> **Prompt A**
In the page on exporting recommendations to BigQuery, which permission is required at the organization level?

> **Extract**
• • •

Export recommendations to BigQuery

Overview

With the BigQuery export, you can view daily snapshots of recommendations for your organization. This is done using the BigQuery Data Transfer Service. See this doc to see which recommenders are included in BigQuery Export today.

Before you begin

Complete the following steps before you create a data transfer for recommendations:

  • Allow the BigQuery Data Transfer Service permission to manage your data transfer. If you use the BigQuery web UI to create the transfer, you must allow pop-ups from console.cloud.google.com on your browser to be able to view the permissions. For more details, see enable a BigQuery Data Transfer Service.
  • Create a BigQuery dataset to store data.
    • The data transfer uses the same region where the dataset is created. The location is immutable once the dataset and transfer are created.
    • The dataset will contain insights and recommendations from all regions across the globe. Thus this operation would aggregate all those data into a global region during the process. Please refer to Google Cloud Customer Care if there are any data residency concerns.
    • If the dataset location is newly launched, there may be a delay in initial export data availability.

Pricing

Exporting recommendations to BigQuery is available to all Recommender customers based on their Recommender pricing tier.

Required permissions

While setting up the data transfer, you require the following permissions at the project level where you create a data transfer:

  • bigquery.transfers.update - Allows you to create the transfer
  • bigquery.datasets.update - Allows you to update actions on the target dataset
  • resourcemanager.projects.update - Allows you to select a project where you'd like the export data to be stored
  • pubsub.topics.list - Allows you to select a Pub/Sub topic in order to receive notifications about your export

The following permission is required at the organization level. This organization corresponds to the one that the export is being set up for.

  • recommender.resources.export - Allows you to export recommendations to BigQuery

The following permissions are required to export negotiated prices for cost savings recommendations:

  • billing.resourceCosts.get at project level - Allows exporting negotiated prices for project level recommendations
  • billing.accounts.getSpendingInformation at billing account level - Allows exporting negotiated prices for billing account level recommendations

Without these permissions, cost savings recommendations will be exported with standard prices instead of negotiated prices.

• • •

> **The records**

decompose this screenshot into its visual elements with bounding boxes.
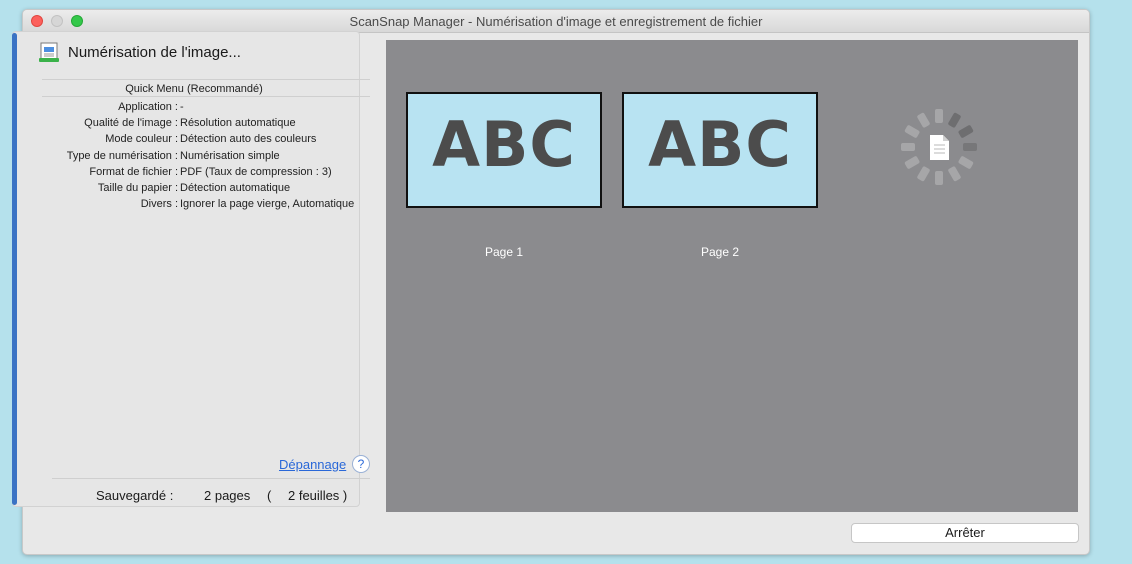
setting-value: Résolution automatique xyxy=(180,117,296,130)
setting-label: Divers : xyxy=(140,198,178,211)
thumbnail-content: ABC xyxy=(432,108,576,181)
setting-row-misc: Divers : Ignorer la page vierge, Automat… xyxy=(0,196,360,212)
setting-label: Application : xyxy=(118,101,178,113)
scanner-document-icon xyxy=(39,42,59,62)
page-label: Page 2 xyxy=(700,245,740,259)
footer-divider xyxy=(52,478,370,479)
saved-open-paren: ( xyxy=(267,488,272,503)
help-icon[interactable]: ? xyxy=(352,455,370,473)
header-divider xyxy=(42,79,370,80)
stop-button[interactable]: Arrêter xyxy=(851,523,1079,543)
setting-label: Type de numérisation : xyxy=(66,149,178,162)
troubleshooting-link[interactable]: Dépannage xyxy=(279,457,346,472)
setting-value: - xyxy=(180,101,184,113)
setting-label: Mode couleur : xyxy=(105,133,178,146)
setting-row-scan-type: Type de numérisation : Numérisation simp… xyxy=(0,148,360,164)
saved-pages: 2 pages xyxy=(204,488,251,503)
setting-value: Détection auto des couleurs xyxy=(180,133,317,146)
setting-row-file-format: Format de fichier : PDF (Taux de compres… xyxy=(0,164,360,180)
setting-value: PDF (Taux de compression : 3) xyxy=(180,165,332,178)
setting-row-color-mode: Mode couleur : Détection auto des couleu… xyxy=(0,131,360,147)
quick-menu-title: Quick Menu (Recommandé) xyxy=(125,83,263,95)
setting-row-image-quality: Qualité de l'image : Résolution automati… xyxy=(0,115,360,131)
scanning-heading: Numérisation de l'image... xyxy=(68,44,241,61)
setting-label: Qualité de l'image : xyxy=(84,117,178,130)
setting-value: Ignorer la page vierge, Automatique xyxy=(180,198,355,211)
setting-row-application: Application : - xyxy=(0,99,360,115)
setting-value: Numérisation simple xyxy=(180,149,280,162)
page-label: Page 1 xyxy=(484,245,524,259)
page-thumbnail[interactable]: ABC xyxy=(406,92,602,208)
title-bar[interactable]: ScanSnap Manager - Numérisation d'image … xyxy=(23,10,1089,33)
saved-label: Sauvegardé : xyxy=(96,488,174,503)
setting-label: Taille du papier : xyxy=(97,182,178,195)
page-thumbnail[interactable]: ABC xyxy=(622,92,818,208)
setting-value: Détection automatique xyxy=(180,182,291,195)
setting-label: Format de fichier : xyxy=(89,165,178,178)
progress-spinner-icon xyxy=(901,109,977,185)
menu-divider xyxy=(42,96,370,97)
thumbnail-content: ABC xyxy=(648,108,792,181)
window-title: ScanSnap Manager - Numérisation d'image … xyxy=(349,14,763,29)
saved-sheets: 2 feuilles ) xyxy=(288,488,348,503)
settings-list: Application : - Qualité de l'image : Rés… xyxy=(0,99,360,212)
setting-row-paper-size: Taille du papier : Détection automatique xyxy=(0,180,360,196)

• • •

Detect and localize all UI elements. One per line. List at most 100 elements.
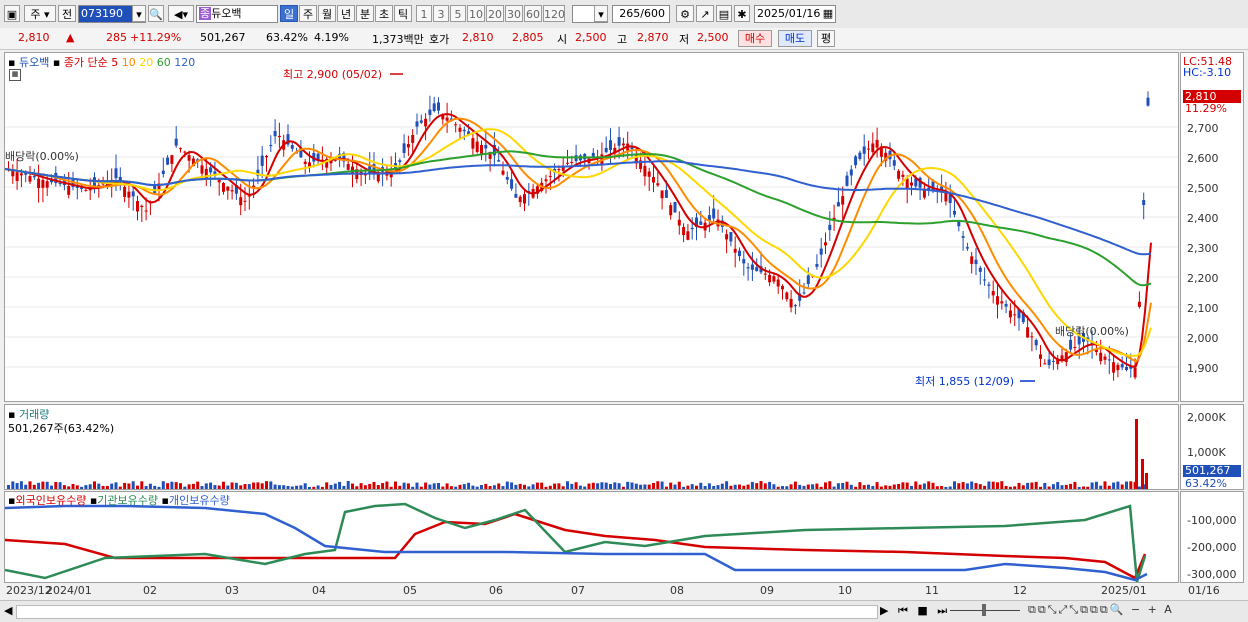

• • •

> **Prompt B**
Pick out every line of the listing that contains the string "papier". Case counts.

> **Full solution A**
recommender.resources.export

> **Full solution B**
setting-label: Taille du papier : xyxy=(97,182,178,195)
setting-row-paper-size: Taille du papier : Détection automatique xyxy=(0,180,360,196)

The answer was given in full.